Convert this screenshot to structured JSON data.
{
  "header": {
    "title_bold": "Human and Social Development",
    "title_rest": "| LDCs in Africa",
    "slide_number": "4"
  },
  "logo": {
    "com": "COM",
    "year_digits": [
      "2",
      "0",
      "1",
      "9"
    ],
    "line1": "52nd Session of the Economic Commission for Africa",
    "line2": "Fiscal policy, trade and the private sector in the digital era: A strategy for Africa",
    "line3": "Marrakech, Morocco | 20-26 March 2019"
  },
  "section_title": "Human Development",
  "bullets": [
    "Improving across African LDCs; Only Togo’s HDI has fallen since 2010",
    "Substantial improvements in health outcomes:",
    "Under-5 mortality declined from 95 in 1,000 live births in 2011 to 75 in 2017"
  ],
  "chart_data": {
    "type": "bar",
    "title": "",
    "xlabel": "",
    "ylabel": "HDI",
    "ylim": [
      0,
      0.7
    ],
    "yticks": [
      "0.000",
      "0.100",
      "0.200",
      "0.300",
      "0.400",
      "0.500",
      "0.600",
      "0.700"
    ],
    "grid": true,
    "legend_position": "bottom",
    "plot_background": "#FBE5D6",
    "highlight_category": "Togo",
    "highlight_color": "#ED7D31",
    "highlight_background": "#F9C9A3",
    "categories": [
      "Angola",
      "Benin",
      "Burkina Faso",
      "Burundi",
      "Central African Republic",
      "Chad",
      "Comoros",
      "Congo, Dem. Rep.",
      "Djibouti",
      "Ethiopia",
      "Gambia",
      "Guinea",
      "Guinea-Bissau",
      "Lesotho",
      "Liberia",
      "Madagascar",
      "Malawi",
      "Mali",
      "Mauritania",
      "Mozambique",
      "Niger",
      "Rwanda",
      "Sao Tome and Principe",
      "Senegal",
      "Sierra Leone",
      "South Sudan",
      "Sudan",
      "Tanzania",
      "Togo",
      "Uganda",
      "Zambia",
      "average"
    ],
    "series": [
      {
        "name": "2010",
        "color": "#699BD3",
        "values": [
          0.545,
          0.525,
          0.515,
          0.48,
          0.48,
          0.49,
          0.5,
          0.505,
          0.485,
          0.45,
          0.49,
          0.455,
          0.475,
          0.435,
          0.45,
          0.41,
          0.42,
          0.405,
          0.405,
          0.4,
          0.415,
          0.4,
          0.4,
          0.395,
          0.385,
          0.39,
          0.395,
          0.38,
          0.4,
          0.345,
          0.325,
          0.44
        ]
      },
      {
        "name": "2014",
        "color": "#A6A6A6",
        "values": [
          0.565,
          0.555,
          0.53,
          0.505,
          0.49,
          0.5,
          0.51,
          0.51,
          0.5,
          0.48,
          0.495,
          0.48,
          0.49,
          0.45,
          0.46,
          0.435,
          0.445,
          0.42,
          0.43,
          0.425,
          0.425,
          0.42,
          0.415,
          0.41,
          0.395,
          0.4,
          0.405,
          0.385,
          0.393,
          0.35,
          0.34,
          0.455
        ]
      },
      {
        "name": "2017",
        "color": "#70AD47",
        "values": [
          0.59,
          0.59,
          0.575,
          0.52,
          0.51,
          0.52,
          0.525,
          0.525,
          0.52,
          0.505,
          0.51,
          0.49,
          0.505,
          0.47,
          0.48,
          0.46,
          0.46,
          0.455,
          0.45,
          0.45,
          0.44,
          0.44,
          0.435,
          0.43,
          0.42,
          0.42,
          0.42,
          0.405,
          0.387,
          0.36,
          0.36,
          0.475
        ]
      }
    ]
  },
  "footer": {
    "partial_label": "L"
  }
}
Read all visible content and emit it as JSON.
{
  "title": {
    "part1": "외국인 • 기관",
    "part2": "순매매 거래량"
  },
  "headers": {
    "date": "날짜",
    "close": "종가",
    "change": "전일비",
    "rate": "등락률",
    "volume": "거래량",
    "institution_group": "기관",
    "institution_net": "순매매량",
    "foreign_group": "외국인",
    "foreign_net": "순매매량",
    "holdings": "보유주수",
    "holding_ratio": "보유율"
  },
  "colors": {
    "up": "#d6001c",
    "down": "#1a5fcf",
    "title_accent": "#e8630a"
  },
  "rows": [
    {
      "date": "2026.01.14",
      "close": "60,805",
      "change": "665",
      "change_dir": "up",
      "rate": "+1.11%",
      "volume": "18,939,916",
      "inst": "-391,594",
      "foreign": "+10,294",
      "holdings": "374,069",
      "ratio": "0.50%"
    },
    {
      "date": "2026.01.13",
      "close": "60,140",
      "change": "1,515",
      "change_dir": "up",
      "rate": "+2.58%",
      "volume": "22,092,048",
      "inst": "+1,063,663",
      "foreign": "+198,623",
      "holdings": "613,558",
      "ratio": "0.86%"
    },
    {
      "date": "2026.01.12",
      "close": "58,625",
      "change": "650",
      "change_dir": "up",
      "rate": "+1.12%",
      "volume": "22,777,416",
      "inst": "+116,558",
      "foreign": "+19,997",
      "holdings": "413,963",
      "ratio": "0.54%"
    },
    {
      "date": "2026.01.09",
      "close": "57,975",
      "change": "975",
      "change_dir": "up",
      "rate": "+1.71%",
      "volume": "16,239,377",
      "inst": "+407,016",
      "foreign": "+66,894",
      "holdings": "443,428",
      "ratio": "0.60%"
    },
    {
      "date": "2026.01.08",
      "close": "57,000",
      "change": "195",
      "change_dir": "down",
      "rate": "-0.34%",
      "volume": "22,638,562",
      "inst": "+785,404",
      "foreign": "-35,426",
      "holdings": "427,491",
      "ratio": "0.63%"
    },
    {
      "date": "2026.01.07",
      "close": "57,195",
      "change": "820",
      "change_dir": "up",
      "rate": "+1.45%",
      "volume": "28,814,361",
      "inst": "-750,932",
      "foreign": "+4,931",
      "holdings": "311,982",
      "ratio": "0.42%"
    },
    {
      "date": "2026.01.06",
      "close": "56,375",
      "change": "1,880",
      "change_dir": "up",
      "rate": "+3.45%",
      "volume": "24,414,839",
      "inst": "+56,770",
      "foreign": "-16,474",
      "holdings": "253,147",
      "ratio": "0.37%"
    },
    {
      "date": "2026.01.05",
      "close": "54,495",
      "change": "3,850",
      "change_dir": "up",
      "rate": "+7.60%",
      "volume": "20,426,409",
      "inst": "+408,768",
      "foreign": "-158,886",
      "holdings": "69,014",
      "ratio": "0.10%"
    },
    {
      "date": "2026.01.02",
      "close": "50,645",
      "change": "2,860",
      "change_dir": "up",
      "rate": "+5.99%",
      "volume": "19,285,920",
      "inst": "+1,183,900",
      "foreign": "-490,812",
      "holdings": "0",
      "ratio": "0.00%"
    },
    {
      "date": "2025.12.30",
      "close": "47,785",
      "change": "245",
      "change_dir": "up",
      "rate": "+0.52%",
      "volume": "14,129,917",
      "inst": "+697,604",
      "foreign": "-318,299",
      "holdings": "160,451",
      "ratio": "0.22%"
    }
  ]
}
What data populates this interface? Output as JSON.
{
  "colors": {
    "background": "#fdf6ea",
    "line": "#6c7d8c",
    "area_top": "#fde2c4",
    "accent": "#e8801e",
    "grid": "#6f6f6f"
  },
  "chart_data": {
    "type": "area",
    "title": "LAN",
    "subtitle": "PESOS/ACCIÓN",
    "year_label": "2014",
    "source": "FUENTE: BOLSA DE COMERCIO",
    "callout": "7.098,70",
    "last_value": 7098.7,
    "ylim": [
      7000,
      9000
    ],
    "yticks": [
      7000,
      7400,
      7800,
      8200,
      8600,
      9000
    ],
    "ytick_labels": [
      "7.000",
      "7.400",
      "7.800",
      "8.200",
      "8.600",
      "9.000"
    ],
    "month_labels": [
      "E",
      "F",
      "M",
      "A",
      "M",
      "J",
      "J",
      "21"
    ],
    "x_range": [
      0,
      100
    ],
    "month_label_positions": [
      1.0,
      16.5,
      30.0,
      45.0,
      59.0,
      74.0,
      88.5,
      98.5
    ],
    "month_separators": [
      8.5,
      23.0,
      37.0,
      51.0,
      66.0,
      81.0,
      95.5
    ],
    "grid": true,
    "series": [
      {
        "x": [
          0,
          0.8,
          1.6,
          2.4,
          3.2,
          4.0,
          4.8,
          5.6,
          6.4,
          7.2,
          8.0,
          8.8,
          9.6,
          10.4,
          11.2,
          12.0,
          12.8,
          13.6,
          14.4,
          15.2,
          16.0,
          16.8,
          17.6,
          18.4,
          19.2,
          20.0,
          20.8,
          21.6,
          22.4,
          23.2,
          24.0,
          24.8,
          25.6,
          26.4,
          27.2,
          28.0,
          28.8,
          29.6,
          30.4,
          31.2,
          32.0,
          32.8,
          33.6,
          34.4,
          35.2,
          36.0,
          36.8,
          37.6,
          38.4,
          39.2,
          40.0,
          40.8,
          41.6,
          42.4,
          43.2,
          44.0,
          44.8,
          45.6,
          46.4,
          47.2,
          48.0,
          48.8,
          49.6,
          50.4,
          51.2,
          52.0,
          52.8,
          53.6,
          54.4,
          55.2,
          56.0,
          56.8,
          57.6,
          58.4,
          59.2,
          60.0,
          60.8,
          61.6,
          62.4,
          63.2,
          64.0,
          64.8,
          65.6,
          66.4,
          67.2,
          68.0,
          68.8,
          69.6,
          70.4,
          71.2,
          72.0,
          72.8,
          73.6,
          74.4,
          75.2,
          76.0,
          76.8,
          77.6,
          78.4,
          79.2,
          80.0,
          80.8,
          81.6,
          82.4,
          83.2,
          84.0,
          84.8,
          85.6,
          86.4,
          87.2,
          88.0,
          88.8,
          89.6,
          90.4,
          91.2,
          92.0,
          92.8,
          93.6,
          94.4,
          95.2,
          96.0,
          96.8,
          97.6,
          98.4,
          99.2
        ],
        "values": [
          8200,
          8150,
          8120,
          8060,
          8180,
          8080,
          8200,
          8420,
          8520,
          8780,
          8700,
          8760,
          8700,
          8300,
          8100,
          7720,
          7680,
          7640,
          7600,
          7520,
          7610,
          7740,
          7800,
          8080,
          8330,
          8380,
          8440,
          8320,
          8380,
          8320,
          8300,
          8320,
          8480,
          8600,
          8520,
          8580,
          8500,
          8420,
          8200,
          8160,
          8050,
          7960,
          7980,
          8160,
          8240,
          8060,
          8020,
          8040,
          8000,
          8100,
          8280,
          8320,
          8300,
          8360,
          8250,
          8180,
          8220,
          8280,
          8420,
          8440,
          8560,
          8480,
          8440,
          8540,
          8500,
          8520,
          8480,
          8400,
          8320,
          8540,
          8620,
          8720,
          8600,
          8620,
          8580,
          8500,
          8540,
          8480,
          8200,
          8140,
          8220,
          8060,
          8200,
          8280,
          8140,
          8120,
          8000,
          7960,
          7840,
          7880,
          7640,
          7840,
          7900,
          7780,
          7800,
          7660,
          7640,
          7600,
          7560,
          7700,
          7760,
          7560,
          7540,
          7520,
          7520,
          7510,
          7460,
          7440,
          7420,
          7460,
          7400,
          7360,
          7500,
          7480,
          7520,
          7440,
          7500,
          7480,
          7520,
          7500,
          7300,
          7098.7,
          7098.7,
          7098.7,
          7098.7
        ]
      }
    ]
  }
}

========================================================================

Pull every line containing the word "JSON" out of the material.

Convert this screenshot to structured JSON data.
Read all visible content and emit it as JSON.
What data populates this interface? Output as JSON.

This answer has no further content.